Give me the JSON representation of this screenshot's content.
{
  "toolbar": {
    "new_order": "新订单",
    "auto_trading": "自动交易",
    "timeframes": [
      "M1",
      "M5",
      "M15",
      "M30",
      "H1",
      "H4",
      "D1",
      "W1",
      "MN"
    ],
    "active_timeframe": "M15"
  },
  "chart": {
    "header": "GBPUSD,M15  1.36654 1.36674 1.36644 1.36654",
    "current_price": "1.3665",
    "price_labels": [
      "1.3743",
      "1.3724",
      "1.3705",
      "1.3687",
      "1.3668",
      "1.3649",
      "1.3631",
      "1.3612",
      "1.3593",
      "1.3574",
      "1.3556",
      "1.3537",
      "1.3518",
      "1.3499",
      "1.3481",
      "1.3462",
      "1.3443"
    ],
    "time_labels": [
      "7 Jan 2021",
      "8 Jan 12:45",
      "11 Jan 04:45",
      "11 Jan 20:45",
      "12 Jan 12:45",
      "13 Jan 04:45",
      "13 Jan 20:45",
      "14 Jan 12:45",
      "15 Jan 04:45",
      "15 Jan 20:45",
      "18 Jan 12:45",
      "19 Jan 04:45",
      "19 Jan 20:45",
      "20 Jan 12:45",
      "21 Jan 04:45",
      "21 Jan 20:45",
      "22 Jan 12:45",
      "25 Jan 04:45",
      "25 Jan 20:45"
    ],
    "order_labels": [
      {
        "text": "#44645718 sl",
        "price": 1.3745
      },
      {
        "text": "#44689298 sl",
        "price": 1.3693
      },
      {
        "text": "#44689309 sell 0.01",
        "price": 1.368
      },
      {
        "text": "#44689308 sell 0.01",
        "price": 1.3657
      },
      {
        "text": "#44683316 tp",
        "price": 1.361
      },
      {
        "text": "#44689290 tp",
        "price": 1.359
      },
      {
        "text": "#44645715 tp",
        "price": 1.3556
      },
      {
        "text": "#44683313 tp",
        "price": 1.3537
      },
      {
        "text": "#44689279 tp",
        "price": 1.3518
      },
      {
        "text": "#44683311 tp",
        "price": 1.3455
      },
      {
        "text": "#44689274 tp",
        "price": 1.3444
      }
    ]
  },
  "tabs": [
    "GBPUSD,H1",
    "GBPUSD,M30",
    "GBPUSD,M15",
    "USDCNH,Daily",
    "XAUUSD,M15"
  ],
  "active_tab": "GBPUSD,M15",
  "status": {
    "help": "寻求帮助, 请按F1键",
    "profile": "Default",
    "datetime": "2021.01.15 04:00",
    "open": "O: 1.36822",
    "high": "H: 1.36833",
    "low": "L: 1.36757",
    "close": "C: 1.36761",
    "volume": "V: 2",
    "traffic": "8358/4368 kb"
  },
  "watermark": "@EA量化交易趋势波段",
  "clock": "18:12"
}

━━━━━━━━━━━━━━━━

▶ _Exercise aim_
Write the listing out again, exactly as shown above.

▶ _Result_
Give me the JSON representation of this screenshot's content.
{
  "toolbar": {
    "new_order": "新订单",
    "auto_trading": "自动交易",
    "timeframes": [
      "M1",
      "M5",
      "M15",
      "M30",
      "H1",
      "H4",
      "D1",
      "W1",
      "MN"
    ],
    "active_timeframe": "M15"
  },
  "chart": {
    "header": "GBPUSD,M15  1.36654 1.36674 1.36644 1.36654",
    "current_price": "1.3665",
    "price_labels": [
      "1.3743",
      "1.3724",
      "1.3705",
      "1.3687",
      "1.3668",
      "1.3649",
      "1.3631",
      "1.3612",
      "1.3593",
      "1.3574",
      "1.3556",
      "1.3537",
      "1.3518",
      "1.3499",
      "1.3481",
      "1.3462",
      "1.3443"
    ],
    "time_labels": [
      "7 Jan 2021",
      "8 Jan 12:45",
      "11 Jan 04:45",
      "11 Jan 20:45",
      "12 Jan 12:45",
      "13 Jan 04:45",
      "13 Jan 20:45",
      "14 Jan 12:45",
      "15 Jan 04:45",
      "15 Jan 20:45",
      "18 Jan 12:45",
      "19 Jan 04:45",
      "19 Jan 20:45",
      "20 Jan 12:45",
      "21 Jan 04:45",
      "21 Jan 20:45",
      "22 Jan 12:45",
      "25 Jan 04:45",
      "25 Jan 20:45"
    ],
    "order_labels": [
      {
        "text": "#44645718 sl",
        "price": 1.3745
      },
      {
        "text": "#44689298 sl",
        "price": 1.3693
      },
      {
        "text": "#44689309 sell 0.01",
        "price": 1.368
      },
      {
        "text": "#44689308 sell 0.01",
        "price": 1.3657
      },
      {
        "text": "#44683316 tp",
        "price": 1.361
      },
      {
        "text": "#44689290 tp",
        "price": 1.359
      },
      {
        "text": "#44645715 tp",
        "price": 1.3556
      },
      {
        "text": "#44683313 tp",
        "price": 1.3537
      },
      {
        "text": "#44689279 tp",
        "price": 1.3518
      },
      {
        "text": "#44683311 tp",
        "price": 1.3455
      },
      {
        "text": "#44689274 tp",
        "price": 1.3444
      }
    ]
  },
  "tabs": [
    "GBPUSD,H1",
    "GBPUSD,M30",
    "GBPUSD,M15",
    "USDCNH,Daily",
    "XAUUSD,M15"
  ],
  "active_tab": "GBPUSD,M15",
  "status": {
    "help": "寻求帮助, 请按F1键",
    "profile": "Default",
    "datetime": "2021.01.15 04:00",
    "open": "O: 1.36822",
    "high": "H: 1.36833",
    "low": "L: 1.36757",
    "close": "C: 1.36761",
    "volume": "V: 2",
    "traffic": "8358/4368 kb"
  },
  "watermark": "@EA量化交易趋势波段",
  "clock": "18:12"
}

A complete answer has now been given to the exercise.